[MATERIAL PROVIDED start]

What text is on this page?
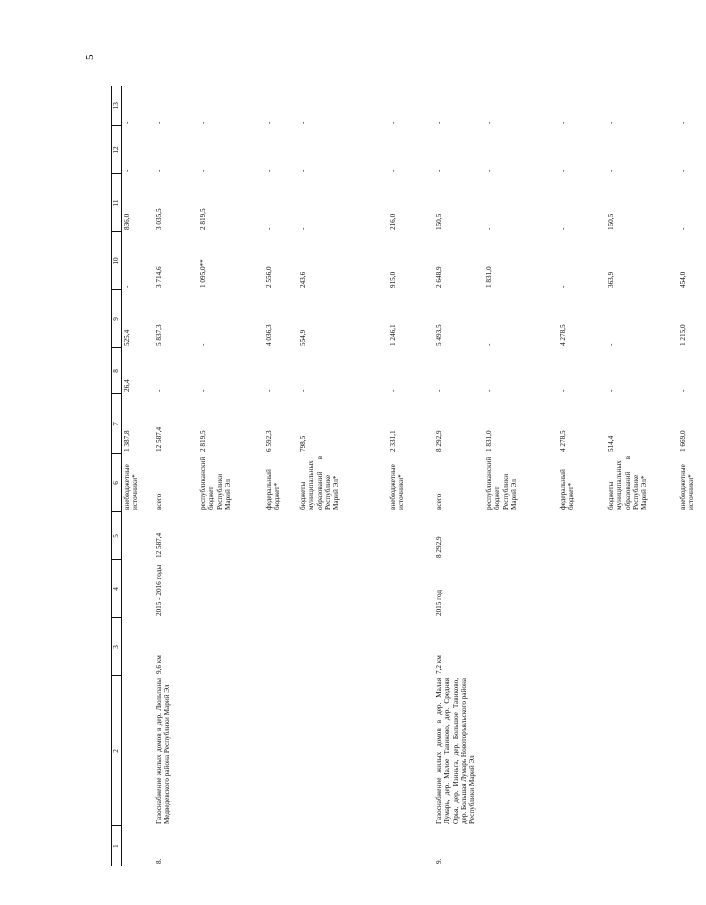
5
1	2	3	4	5	6	7	8	9	10	11	12	13
					внебюджетные источники*	1 387,8	26,4	525,4	-	836,0	-	-
8.	Газоснабжение жилых домов в дер. Люльпаны Медведевского района Республики Марий Эл	9,6 км	2015 - 2016 годы	12 587,4	всего	12 587,4	-	5 837,3	3 714,6	3 035,5	-	-
					республиканский бюджет Республики Марий Эл	2 819,5	-	-	1 095,0**	2 819,5	-	-
					федеральный бюджет*	6 592,3	-	4 036,3	2 556,0	-	-	-
					бюджеты муниципальных образований в Республике Марий Эл*	798,5	-	554,9	243,6	-	-	-
					внебюджетные источники*	2 331,1	-	1 246,1	915,0	216,0	-	-
9.	Газоснабжение жилых домов в дер. Малая Лумарь, дер. Малое Тавиково, дер. Средняя Орья, дер. Изиньга, дер. Большое Тавиково, дер. Большая Лумарь Новоторъяльского района Республики Марий Эл	7,2 км	2015 год	8 292,9	всего	8 292,9	-	5 493,5	2 648,9	150,5	-	-
					республиканский бюджет Республики Марий Эл	1 831,0	-	-	1 831,0	-	-	-
					федеральный бюджет*	4 278,5	-	4 278,5	-	-	-	-
					бюджеты муниципальных образований в Республике Марий Эл*	514,4	-	-	363,9	150,5	-	-
					внебюджетные источники*	1 669,0	-	1 215,0	454,0	-	-	-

[MATERIAL PROVIDED end]

SHORT PROBLEM: Your task is to return the entries above exactly, with no pictures.

SOLUTION TO THIS PROBLEM:
What text is on this page?
5
1	2	3	4	5	6	7	8	9	10	11	12	13
					внебюджетные источники*	1 387,8	26,4	525,4	-	836,0	-	-
8.	Газоснабжение жилых домов в дер. Люльпаны Медведевского района Республики Марий Эл	9,6 км	2015 - 2016 годы	12 587,4	всего	12 587,4	-	5 837,3	3 714,6	3 035,5	-	-
					республиканский бюджет Республики Марий Эл	2 819,5	-	-	1 095,0**	2 819,5	-	-
					федеральный бюджет*	6 592,3	-	4 036,3	2 556,0	-	-	-
					бюджеты муниципальных образований в Республике Марий Эл*	798,5	-	554,9	243,6	-	-	-
					внебюджетные источники*	2 331,1	-	1 246,1	915,0	216,0	-	-
9.	Газоснабжение жилых домов в дер. Малая Лумарь, дер. Малое Тавиково, дер. Средняя Орья, дер. Изиньга, дер. Большое Тавиково, дер. Большая Лумарь Новоторъяльского района Республики Марий Эл	7,2 км	2015 год	8 292,9	всего	8 292,9	-	5 493,5	2 648,9	150,5	-	-
					республиканский бюджет Республики Марий Эл	1 831,0	-	-	1 831,0	-	-	-
					федеральный бюджет*	4 278,5	-	4 278,5	-	-	-	-
					бюджеты муниципальных образований в Республике Марий Эл*	514,4	-	-	363,9	150,5	-	-
					внебюджетные источники*	1 669,0	-	1 215,0	454,0	-	-	-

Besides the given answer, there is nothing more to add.